(Dataset rows)

---+---

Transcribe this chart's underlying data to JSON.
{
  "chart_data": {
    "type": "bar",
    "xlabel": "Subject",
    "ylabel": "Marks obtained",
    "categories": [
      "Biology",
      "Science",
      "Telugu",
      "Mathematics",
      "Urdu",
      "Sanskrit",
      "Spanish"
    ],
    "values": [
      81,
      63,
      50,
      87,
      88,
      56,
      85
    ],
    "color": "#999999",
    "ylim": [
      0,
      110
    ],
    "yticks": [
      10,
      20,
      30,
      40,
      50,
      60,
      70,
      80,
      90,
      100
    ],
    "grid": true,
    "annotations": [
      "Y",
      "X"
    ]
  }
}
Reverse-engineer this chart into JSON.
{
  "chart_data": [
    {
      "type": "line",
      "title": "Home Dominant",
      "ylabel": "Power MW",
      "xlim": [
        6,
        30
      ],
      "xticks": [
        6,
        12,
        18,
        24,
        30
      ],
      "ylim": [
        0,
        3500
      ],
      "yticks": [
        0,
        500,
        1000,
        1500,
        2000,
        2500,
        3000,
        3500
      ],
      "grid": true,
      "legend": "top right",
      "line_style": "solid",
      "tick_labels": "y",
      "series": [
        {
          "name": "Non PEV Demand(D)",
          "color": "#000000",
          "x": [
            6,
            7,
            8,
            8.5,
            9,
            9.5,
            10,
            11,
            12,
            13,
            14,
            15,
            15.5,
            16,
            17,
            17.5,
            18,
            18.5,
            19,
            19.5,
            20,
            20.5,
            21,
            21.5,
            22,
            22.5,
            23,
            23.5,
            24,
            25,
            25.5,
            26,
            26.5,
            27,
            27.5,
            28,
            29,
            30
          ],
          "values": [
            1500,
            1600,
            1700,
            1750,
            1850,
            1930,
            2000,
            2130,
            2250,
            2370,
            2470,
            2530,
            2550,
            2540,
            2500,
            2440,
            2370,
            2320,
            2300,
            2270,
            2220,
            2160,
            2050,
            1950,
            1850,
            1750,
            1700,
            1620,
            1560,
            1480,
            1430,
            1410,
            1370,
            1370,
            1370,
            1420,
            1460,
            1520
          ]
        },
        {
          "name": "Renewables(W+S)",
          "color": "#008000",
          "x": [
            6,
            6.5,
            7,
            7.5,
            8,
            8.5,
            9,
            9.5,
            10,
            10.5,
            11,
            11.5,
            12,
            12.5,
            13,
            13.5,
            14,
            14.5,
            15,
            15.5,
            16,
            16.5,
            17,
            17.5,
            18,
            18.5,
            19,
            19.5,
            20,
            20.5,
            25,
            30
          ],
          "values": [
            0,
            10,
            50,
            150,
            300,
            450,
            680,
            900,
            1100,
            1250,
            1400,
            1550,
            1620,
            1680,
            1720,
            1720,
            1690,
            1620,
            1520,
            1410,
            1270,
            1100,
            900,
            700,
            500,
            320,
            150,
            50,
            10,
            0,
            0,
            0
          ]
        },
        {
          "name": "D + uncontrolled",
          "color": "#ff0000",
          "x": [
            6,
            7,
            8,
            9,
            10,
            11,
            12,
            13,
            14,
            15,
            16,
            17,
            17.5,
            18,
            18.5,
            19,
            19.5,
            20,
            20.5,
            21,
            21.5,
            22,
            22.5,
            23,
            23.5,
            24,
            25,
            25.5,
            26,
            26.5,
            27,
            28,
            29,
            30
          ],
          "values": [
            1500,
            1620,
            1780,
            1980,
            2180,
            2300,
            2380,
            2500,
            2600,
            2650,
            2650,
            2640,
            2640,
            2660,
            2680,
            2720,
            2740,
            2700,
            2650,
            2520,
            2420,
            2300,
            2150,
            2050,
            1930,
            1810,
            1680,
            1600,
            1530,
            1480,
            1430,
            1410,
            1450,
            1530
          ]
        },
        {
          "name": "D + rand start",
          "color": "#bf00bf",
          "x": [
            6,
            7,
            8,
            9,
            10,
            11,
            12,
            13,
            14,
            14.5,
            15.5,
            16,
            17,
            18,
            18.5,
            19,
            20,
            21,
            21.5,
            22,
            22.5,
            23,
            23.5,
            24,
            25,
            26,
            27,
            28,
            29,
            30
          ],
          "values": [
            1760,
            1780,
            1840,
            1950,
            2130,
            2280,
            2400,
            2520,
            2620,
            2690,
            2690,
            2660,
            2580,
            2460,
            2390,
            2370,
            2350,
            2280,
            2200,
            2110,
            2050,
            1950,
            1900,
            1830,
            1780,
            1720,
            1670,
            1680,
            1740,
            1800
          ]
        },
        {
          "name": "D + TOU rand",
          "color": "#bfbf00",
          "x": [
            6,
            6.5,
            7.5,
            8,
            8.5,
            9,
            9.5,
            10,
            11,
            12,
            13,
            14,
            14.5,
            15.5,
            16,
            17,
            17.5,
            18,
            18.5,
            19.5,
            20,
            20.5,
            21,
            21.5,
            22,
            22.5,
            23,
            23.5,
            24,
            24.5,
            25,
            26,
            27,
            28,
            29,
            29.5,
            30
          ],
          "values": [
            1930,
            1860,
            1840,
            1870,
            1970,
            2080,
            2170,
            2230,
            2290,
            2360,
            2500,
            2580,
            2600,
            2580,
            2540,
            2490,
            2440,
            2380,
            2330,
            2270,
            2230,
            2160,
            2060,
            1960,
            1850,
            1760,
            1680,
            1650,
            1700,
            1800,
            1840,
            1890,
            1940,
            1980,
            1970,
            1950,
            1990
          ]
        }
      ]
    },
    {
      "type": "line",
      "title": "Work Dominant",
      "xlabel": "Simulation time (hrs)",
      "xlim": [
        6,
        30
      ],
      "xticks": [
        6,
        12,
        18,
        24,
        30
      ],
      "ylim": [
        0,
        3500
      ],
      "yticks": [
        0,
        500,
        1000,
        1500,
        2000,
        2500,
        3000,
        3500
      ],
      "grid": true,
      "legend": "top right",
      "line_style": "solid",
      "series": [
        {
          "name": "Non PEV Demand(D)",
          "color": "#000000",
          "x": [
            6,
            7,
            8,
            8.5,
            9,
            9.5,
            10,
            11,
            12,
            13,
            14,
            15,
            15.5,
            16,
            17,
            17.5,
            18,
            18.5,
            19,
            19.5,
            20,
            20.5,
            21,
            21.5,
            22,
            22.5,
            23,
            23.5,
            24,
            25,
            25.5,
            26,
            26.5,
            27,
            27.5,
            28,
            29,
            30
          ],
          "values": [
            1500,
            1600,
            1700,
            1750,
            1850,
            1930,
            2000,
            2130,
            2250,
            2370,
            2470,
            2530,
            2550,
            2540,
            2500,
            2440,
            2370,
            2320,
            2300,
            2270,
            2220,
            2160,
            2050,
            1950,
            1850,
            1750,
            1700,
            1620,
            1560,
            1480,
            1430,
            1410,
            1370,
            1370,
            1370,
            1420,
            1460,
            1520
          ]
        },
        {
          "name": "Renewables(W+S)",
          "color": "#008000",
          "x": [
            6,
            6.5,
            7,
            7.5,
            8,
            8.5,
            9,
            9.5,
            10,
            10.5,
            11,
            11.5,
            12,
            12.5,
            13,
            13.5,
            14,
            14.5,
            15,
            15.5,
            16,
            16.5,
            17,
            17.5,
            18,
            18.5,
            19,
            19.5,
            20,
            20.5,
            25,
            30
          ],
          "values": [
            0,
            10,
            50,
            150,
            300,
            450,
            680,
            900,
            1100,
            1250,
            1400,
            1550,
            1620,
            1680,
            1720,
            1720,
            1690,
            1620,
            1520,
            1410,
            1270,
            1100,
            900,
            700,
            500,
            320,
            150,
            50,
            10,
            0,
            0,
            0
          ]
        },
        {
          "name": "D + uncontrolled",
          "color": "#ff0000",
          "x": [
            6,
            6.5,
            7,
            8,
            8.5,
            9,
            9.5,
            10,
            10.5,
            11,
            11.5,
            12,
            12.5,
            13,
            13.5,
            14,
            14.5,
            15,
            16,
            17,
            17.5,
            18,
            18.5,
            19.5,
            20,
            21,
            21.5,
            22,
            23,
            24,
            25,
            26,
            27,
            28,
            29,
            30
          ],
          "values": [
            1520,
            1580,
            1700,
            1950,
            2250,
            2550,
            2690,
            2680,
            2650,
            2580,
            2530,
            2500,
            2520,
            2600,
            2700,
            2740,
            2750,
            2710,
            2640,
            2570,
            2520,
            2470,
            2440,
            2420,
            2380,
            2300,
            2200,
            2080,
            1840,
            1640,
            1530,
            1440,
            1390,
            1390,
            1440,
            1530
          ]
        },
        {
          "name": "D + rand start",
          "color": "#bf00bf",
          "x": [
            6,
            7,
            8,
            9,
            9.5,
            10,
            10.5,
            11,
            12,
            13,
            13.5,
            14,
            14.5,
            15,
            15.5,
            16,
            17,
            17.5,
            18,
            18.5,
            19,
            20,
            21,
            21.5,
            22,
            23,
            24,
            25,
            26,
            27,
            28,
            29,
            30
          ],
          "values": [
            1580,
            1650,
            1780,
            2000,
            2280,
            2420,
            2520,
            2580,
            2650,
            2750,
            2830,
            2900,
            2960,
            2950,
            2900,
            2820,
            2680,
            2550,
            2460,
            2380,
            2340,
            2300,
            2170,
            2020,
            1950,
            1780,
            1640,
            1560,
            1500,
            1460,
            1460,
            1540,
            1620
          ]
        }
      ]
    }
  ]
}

---+---

= Problem details =
Note each line of the entries that has "this" in it, and copy those lines.

= Finished exercise =
Transcribe this chart's underlying data to JSON.
Reverse-engineer this chart into JSON.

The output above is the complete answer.